LISTED RECORDS:
· · · · · · ·

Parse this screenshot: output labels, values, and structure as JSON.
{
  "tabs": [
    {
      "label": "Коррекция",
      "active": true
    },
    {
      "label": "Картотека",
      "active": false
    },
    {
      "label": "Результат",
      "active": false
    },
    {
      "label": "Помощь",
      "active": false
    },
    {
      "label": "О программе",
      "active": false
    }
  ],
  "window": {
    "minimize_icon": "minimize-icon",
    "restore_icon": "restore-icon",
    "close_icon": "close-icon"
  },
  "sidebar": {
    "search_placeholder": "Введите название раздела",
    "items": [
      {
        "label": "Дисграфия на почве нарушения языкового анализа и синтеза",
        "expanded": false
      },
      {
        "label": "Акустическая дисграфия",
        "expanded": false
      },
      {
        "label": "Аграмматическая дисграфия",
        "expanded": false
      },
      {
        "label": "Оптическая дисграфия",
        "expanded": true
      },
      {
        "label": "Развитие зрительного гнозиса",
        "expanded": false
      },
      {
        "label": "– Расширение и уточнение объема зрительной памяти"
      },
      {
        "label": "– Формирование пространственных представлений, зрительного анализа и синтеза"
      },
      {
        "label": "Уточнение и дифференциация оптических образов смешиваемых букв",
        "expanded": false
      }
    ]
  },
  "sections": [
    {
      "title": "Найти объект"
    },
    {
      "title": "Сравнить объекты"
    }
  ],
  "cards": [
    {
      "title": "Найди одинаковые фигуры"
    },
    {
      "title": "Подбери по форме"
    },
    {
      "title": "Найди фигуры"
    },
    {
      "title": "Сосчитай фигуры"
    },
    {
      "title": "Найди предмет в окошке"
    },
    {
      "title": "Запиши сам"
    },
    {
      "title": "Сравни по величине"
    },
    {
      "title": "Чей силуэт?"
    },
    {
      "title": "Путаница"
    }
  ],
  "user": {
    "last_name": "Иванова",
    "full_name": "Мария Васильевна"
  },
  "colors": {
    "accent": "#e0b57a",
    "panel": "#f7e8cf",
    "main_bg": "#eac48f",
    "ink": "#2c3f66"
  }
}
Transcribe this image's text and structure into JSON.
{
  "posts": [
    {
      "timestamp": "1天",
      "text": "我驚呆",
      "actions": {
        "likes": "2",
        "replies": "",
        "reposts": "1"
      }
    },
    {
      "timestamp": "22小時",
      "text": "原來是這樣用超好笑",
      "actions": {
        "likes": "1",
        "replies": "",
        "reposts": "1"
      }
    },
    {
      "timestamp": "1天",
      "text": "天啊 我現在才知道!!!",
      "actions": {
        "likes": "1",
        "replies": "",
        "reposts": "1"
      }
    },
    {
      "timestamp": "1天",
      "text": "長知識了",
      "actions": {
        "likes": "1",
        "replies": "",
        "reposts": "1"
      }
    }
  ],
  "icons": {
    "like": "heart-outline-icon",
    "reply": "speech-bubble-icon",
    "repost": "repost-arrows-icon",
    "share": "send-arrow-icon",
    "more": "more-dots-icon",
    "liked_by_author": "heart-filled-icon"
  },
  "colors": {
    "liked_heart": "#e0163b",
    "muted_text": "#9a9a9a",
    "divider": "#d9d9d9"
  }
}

· · · · · · ·

Filter lines by "JSON" and return each hit.

Parse this screenshot: output labels, values, and structure as JSON.
Transcribe this image's text and structure into JSON.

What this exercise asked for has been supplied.